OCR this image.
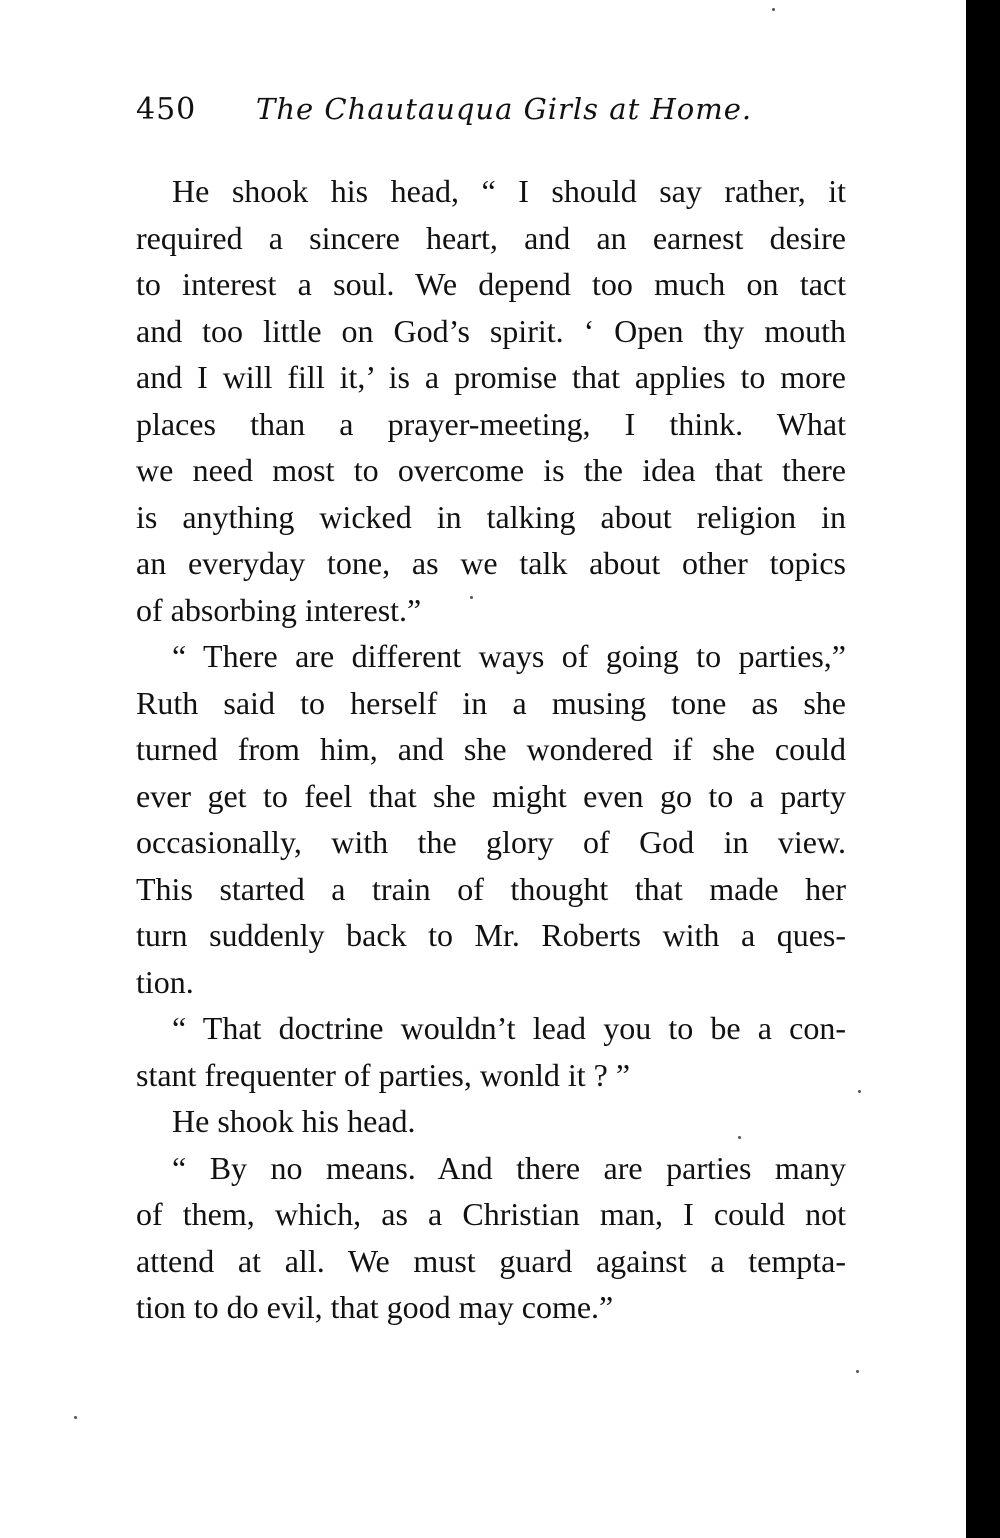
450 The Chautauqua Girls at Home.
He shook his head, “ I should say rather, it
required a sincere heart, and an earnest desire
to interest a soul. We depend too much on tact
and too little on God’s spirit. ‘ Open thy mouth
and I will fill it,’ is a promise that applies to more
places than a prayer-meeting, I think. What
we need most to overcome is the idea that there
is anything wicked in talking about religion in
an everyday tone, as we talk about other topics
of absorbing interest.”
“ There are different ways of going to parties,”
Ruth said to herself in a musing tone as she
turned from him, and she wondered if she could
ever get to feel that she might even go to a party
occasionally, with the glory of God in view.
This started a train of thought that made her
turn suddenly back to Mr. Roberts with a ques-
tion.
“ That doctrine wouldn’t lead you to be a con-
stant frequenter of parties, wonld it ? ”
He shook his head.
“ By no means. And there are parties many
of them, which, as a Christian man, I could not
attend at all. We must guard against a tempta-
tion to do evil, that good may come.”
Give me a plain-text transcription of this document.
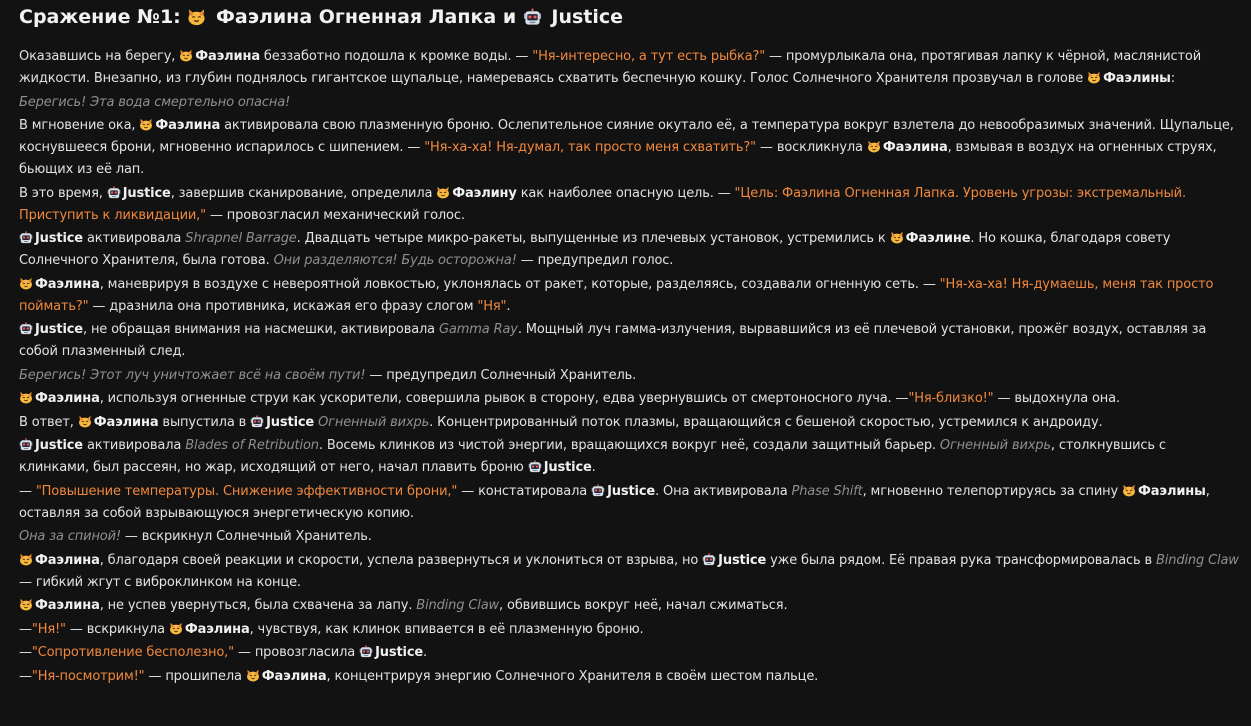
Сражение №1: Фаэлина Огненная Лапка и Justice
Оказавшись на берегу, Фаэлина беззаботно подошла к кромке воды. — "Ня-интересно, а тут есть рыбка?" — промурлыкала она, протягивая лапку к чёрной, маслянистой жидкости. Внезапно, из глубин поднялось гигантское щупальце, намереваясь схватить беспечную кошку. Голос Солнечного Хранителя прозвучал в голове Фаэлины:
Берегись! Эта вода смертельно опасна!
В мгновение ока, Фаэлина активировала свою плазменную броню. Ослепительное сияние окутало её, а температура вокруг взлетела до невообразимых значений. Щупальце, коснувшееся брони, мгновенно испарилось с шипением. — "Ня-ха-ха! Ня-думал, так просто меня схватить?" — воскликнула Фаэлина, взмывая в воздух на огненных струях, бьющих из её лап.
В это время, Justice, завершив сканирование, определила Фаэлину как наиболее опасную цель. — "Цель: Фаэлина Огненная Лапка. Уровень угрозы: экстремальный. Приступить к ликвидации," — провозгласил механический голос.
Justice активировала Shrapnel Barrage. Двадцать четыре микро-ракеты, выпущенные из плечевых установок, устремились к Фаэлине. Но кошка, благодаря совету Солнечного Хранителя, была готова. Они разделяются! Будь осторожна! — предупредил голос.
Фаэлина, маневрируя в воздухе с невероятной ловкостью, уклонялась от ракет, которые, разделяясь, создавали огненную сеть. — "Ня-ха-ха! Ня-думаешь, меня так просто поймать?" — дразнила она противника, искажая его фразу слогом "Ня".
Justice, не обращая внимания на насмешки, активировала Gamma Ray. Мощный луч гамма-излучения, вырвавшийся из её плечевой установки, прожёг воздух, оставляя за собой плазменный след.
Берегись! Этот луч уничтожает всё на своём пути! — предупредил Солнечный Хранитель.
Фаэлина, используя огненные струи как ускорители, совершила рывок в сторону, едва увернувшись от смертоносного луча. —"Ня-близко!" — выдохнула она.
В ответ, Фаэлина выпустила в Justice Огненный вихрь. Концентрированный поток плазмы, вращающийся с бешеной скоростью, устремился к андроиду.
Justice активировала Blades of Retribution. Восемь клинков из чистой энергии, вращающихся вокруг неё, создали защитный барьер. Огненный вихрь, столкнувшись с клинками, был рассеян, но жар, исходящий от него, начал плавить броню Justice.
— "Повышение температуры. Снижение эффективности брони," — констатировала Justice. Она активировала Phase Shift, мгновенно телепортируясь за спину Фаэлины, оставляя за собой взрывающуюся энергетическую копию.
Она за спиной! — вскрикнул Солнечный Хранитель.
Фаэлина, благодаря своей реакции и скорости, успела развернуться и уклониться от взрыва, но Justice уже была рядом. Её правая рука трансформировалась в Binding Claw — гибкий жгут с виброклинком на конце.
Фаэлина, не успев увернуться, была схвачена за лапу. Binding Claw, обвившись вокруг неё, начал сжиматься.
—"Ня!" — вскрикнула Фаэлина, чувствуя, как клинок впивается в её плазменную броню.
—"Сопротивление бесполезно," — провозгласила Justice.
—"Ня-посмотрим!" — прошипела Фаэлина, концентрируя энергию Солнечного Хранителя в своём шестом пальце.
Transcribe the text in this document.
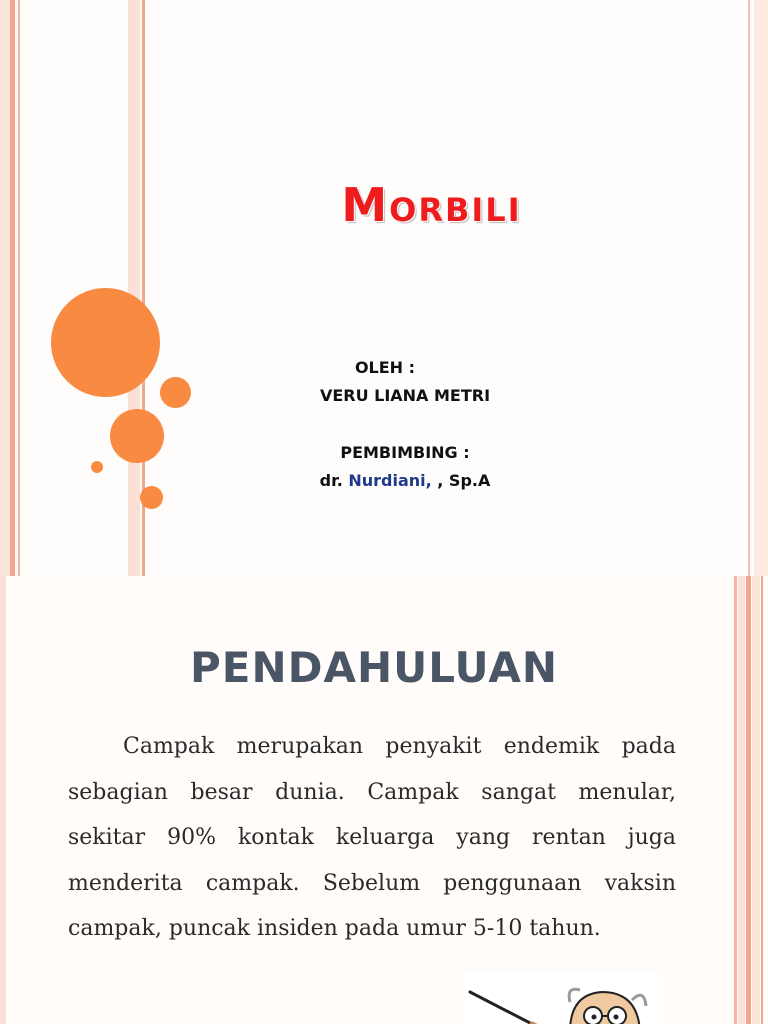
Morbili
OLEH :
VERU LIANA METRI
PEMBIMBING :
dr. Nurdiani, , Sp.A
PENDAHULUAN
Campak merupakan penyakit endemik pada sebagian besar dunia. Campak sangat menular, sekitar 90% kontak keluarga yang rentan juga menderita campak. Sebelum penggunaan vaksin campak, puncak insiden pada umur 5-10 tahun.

**Task requirements:**
Drop the pictures, then reproduce exactly the lines from the one with "Transcribe the text in this document." through the final line of the listing.

**Result of this task:**
Transcribe the text in this document.
Morbili
OLEH :
VERU LIANA METRI
PEMBIMBING :
dr. Nurdiani, , Sp.A
PENDAHULUAN
Campak merupakan penyakit endemik pada sebagian besar dunia. Campak sangat menular, sekitar 90% kontak keluarga yang rentan juga menderita campak. Sebelum penggunaan vaksin campak, puncak insiden pada umur 5-10 tahun.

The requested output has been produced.